-- Begin --
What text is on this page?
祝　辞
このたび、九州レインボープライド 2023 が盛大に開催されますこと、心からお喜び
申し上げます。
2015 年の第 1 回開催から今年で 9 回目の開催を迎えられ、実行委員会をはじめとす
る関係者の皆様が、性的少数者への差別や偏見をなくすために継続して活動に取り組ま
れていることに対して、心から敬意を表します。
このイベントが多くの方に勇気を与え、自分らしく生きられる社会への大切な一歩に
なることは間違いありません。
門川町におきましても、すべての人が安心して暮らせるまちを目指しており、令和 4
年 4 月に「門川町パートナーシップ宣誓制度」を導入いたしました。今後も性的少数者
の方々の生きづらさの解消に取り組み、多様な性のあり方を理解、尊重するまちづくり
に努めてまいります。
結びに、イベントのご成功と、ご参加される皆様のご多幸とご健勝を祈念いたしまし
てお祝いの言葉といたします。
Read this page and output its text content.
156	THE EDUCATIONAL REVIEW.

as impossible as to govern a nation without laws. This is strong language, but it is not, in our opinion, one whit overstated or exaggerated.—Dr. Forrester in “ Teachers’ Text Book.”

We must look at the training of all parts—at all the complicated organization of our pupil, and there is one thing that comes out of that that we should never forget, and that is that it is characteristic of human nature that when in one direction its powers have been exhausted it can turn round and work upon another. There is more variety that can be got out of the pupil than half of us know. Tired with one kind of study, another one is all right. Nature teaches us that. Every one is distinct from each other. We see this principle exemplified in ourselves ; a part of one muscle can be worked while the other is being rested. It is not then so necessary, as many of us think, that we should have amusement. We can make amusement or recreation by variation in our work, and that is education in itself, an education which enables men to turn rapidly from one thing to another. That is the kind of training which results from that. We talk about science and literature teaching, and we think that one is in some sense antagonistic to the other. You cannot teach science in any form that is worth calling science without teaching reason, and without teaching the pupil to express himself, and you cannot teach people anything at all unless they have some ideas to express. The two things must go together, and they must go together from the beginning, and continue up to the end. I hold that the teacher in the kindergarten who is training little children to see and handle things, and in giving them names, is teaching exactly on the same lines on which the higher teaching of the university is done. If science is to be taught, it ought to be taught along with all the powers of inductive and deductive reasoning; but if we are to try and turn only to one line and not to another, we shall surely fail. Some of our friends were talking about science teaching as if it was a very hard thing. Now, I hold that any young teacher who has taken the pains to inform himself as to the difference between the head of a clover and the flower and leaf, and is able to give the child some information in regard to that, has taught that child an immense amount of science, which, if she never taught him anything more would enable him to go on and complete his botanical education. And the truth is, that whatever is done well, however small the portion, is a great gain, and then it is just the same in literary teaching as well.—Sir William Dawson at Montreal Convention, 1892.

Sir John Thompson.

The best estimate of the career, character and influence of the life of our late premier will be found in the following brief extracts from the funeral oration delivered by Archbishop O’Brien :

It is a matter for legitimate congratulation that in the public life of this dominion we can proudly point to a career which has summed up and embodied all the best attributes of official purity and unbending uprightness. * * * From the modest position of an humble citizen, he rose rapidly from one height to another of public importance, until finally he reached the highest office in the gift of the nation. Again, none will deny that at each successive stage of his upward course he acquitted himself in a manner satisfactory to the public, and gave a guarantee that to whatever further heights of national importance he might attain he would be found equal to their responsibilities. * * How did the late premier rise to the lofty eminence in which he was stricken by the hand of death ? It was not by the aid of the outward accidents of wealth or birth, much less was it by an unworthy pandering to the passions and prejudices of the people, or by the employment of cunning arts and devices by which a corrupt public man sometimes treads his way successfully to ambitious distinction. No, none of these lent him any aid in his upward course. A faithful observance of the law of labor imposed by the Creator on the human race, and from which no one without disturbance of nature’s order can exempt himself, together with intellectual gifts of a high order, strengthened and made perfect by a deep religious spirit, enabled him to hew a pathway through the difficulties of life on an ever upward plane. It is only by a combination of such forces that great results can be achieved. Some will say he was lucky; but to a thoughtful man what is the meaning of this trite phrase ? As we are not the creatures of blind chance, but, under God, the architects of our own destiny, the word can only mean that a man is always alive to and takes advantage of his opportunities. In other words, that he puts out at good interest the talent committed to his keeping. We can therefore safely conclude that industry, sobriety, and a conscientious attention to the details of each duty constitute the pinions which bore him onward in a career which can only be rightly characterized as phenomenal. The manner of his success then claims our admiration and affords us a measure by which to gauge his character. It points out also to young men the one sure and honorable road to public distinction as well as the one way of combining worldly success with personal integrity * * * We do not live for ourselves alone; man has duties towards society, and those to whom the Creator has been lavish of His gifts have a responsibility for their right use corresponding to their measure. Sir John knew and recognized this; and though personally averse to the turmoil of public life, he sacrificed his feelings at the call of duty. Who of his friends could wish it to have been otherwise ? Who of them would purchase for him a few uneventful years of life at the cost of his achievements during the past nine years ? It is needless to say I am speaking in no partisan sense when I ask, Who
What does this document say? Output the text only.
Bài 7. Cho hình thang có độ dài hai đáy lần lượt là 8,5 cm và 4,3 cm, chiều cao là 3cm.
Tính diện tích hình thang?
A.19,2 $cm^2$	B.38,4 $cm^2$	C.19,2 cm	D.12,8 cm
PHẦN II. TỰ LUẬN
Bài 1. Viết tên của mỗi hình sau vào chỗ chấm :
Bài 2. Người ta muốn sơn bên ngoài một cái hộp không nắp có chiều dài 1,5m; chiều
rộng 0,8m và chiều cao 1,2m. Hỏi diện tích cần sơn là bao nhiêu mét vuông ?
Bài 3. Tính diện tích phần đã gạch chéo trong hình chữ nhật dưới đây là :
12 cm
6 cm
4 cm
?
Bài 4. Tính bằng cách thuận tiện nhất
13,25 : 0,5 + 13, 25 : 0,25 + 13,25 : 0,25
-- End --
## [TASK GOAL]
Retype all of the entries precisely as they are.

## [ANSWER TO THE PROBLEM]
What text is on this page?
祝　辞
このたび、九州レインボープライド 2023 が盛大に開催されますこと、心からお喜び
申し上げます。
2015 年の第 1 回開催から今年で 9 回目の開催を迎えられ、実行委員会をはじめとす
る関係者の皆様が、性的少数者への差別や偏見をなくすために継続して活動に取り組ま
れていることに対して、心から敬意を表します。
このイベントが多くの方に勇気を与え、自分らしく生きられる社会への大切な一歩に
なることは間違いありません。
門川町におきましても、すべての人が安心して暮らせるまちを目指しており、令和 4
年 4 月に「門川町パートナーシップ宣誓制度」を導入いたしました。今後も性的少数者
の方々の生きづらさの解消に取り組み、多様な性のあり方を理解、尊重するまちづくり
に努めてまいります。
結びに、イベントのご成功と、ご参加される皆様のご多幸とご健勝を祈念いたしまし
てお祝いの言葉といたします。
Read this page and output its text content.
156	THE EDUCATIONAL REVIEW.

as impossible as to govern a nation without laws. This is strong language, but it is not, in our opinion, one whit overstated or exaggerated.—Dr. Forrester in “ Teachers’ Text Book.”

We must look at the training of all parts—at all the complicated organization of our pupil, and there is one thing that comes out of that that we should never forget, and that is that it is characteristic of human nature that when in one direction its powers have been exhausted it can turn round and work upon another. There is more variety that can be got out of the pupil than half of us know. Tired with one kind of study, another one is all right. Nature teaches us that. Every one is distinct from each other. We see this principle exemplified in ourselves ; a part of one muscle can be worked while the other is being rested. It is not then so necessary, as many of us think, that we should have amusement. We can make amusement or recreation by variation in our work, and that is education in itself, an education which enables men to turn rapidly from one thing to another. That is the kind of training which results from that. We talk about science and literature teaching, and we think that one is in some sense antagonistic to the other. You cannot teach science in any form that is worth calling science without teaching reason, and without teaching the pupil to express himself, and you cannot teach people anything at all unless they have some ideas to express. The two things must go together, and they must go together from the beginning, and continue up to the end. I hold that the teacher in the kindergarten who is training little children to see and handle things, and in giving them names, is teaching exactly on the same lines on which the higher teaching of the university is done. If science is to be taught, it ought to be taught along with all the powers of inductive and deductive reasoning; but if we are to try and turn only to one line and not to another, we shall surely fail. Some of our friends were talking about science teaching as if it was a very hard thing. Now, I hold that any young teacher who has taken the pains to inform himself as to the difference between the head of a clover and the flower and leaf, and is able to give the child some information in regard to that, has taught that child an immense amount of science, which, if she never taught him anything more would enable him to go on and complete his botanical education. And the truth is, that whatever is done well, however small the portion, is a great gain, and then it is just the same in literary teaching as well.—Sir William Dawson at Montreal Convention, 1892.

Sir John Thompson.

The best estimate of the career, character and influence of the life of our late premier will be found in the following brief extracts from the funeral oration delivered by Archbishop O’Brien :

It is a matter for legitimate congratulation that in the public life of this dominion we can proudly point to a career which has summed up and embodied all the best attributes of official purity and unbending uprightness. * * * From the modest position of an humble citizen, he rose rapidly from one height to another of public importance, until finally he reached the highest office in the gift of the nation. Again, none will deny that at each successive stage of his upward course he acquitted himself in a manner satisfactory to the public, and gave a guarantee that to whatever further heights of national importance he might attain he would be found equal to their responsibilities. * * How did the late premier rise to the lofty eminence in which he was stricken by the hand of death ? It was not by the aid of the outward accidents of wealth or birth, much less was it by an unworthy pandering to the passions and prejudices of the people, or by the employment of cunning arts and devices by which a corrupt public man sometimes treads his way successfully to ambitious distinction. No, none of these lent him any aid in his upward course. A faithful observance of the law of labor imposed by the Creator on the human race, and from which no one without disturbance of nature’s order can exempt himself, together with intellectual gifts of a high order, strengthened and made perfect by a deep religious spirit, enabled him to hew a pathway through the difficulties of life on an ever upward plane. It is only by a combination of such forces that great results can be achieved. Some will say he was lucky; but to a thoughtful man what is the meaning of this trite phrase ? As we are not the creatures of blind chance, but, under God, the architects of our own destiny, the word can only mean that a man is always alive to and takes advantage of his opportunities. In other words, that he puts out at good interest the talent committed to his keeping. We can therefore safely conclude that industry, sobriety, and a conscientious attention to the details of each duty constitute the pinions which bore him onward in a career which can only be rightly characterized as phenomenal. The manner of his success then claims our admiration and affords us a measure by which to gauge his character. It points out also to young men the one sure and honorable road to public distinction as well as the one way of combining worldly success with personal integrity * * * We do not live for ourselves alone; man has duties towards society, and those to whom the Creator has been lavish of His gifts have a responsibility for their right use corresponding to their measure. Sir John knew and recognized this; and though personally averse to the turmoil of public life, he sacrificed his feelings at the call of duty. Who of his friends could wish it to have been otherwise ? Who of them would purchase for him a few uneventful years of life at the cost of his achievements during the past nine years ? It is needless to say I am speaking in no partisan sense when I ask, Who
What does this document say? Output the text only.
Bài 7. Cho hình thang có độ dài hai đáy lần lượt là 8,5 cm và 4,3 cm, chiều cao là 3cm.
Tính diện tích hình thang?
A.19,2 $cm^2$	B.38,4 $cm^2$	C.19,2 cm	D.12,8 cm
PHẦN II. TỰ LUẬN
Bài 1. Viết tên của mỗi hình sau vào chỗ chấm :
Bài 2. Người ta muốn sơn bên ngoài một cái hộp không nắp có chiều dài 1,5m; chiều
rộng 0,8m và chiều cao 1,2m. Hỏi diện tích cần sơn là bao nhiêu mét vuông ?
Bài 3. Tính diện tích phần đã gạch chéo trong hình chữ nhật dưới đây là :
12 cm
6 cm
4 cm
?
Bài 4. Tính bằng cách thuận tiện nhất
13,25 : 0,5 + 13, 25 : 0,25 + 13,25 : 0,25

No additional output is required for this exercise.